• **TASK DETAILS**:
Keep only the lines of the data below that contain "不正确的一项是", and copy them.

• **DATA FOR THIS TASK**:
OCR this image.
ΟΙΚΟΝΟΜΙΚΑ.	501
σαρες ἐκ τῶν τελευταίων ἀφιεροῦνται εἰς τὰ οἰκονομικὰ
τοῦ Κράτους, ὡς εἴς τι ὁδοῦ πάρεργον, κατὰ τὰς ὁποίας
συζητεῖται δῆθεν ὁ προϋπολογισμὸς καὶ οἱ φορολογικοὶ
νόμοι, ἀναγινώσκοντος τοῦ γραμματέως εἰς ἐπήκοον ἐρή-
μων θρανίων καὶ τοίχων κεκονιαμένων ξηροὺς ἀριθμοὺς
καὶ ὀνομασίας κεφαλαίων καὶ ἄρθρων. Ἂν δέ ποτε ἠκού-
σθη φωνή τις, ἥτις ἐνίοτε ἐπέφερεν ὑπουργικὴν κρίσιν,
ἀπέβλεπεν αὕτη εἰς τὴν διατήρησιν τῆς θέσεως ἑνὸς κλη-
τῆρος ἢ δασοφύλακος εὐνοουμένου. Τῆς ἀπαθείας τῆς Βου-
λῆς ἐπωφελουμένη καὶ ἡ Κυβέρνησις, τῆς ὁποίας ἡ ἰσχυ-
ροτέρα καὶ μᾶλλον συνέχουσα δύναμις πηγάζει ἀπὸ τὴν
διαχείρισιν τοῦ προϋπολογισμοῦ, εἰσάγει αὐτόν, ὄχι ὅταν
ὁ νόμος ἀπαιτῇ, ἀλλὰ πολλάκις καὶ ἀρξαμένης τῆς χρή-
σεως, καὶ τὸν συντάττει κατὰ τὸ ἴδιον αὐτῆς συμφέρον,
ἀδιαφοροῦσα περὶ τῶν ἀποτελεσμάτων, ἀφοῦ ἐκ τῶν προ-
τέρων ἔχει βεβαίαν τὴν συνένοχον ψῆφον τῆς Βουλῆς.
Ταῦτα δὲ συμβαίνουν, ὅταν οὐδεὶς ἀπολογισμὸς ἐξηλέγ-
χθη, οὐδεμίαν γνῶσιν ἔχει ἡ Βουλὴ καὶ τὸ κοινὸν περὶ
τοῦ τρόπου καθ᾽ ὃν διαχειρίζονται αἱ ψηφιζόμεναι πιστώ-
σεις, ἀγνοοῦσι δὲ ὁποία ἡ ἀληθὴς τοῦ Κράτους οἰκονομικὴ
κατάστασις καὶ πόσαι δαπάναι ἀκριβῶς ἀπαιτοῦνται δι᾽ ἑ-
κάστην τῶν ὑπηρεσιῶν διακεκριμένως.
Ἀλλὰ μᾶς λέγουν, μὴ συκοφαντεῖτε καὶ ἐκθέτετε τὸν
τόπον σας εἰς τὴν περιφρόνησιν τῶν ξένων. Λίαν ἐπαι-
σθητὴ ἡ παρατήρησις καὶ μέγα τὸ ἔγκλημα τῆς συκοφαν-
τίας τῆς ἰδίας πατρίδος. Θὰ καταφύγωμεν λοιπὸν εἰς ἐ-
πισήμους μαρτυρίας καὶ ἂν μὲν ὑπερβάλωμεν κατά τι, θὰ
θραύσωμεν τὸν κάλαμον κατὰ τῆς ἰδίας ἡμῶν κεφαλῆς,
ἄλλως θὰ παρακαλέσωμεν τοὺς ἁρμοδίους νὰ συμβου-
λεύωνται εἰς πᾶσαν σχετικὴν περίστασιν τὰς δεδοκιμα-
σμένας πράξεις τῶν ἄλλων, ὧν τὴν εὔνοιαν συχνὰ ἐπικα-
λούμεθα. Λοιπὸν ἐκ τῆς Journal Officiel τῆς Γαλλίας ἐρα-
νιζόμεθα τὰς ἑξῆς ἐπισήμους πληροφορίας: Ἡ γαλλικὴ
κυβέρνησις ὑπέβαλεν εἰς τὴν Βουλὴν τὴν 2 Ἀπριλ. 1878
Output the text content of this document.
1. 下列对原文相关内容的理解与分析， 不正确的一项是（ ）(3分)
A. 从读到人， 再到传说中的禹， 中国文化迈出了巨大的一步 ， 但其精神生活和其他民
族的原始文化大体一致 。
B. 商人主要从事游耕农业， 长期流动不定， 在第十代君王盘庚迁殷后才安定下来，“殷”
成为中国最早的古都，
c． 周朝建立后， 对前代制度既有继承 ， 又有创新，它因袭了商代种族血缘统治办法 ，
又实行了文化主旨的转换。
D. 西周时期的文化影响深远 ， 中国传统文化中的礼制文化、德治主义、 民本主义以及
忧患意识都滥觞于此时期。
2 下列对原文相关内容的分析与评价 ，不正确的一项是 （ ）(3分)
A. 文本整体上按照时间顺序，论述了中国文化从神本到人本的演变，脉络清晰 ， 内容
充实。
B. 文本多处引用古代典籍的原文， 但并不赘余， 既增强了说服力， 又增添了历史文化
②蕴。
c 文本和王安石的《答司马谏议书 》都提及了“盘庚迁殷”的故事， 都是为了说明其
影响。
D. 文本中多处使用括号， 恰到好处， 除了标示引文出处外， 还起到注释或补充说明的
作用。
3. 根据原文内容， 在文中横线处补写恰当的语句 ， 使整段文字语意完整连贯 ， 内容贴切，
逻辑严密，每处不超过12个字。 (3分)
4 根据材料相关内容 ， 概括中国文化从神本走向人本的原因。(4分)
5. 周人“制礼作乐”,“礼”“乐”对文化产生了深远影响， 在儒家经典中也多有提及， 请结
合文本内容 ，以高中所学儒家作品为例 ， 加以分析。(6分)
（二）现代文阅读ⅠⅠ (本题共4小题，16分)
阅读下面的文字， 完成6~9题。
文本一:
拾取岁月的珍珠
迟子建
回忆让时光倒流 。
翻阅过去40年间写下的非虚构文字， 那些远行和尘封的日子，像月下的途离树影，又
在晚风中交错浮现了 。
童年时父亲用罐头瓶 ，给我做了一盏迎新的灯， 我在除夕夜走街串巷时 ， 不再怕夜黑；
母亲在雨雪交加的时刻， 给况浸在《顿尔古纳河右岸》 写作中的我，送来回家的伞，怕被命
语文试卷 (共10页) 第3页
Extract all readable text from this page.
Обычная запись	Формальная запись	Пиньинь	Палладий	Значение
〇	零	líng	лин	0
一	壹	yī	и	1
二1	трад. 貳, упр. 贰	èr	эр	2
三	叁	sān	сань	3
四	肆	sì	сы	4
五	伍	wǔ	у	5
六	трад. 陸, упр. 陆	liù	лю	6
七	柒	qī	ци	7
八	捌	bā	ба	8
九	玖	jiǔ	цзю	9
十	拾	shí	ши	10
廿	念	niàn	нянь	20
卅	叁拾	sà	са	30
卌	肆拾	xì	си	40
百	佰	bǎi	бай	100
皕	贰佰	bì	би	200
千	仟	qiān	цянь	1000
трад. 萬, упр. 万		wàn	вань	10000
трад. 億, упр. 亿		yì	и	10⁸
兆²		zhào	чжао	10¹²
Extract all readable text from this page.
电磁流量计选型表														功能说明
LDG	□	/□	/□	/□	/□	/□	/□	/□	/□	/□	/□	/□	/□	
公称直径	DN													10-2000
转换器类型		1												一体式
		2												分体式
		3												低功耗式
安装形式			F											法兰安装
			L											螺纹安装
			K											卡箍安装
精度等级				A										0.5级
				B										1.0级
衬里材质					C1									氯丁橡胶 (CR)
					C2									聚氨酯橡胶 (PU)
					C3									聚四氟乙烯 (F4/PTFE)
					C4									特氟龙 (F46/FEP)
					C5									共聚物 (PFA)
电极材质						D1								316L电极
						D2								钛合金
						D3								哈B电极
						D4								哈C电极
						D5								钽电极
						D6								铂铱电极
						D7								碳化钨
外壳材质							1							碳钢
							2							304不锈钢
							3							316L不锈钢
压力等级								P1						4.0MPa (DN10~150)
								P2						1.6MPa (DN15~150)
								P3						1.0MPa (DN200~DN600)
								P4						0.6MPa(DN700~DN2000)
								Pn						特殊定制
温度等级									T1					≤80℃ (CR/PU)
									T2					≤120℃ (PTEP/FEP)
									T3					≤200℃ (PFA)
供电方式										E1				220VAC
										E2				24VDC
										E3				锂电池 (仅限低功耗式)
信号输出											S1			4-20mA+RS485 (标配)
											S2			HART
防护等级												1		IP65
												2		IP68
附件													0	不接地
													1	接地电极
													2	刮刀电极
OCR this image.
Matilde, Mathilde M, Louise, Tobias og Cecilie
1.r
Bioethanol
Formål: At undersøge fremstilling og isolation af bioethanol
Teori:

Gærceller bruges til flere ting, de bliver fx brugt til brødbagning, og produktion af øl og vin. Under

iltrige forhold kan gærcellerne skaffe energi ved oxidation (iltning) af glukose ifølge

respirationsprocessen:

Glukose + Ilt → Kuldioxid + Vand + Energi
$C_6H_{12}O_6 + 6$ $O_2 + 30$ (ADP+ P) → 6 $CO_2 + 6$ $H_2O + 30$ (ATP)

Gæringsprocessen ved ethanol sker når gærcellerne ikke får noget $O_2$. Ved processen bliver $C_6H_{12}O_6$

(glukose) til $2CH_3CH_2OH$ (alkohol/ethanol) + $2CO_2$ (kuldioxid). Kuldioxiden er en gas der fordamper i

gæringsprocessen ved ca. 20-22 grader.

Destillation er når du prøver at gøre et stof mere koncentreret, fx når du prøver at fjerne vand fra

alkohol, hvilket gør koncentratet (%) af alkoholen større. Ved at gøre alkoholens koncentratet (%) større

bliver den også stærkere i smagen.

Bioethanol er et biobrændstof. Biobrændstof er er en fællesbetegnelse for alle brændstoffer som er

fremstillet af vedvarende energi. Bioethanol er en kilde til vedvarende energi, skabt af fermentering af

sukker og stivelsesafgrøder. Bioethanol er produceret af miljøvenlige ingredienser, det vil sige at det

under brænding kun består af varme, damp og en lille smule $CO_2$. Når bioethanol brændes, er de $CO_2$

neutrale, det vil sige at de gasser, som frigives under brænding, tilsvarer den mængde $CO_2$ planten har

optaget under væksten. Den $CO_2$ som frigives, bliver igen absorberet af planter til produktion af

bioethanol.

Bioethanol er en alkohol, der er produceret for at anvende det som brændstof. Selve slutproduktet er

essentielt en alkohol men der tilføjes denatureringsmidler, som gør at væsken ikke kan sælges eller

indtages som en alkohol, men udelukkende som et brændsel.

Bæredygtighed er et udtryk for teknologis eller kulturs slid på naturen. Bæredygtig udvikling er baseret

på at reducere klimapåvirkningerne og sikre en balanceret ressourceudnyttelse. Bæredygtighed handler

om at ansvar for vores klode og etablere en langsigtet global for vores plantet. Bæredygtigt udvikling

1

• **ANSWER TO THE EXERCISE**:
1. 下列对原文相关内容的理解与分析， 不正确的一项是（ ）(3分)
2 下列对原文相关内容的分析与评价 ，不正确的一项是 （ ）(3分)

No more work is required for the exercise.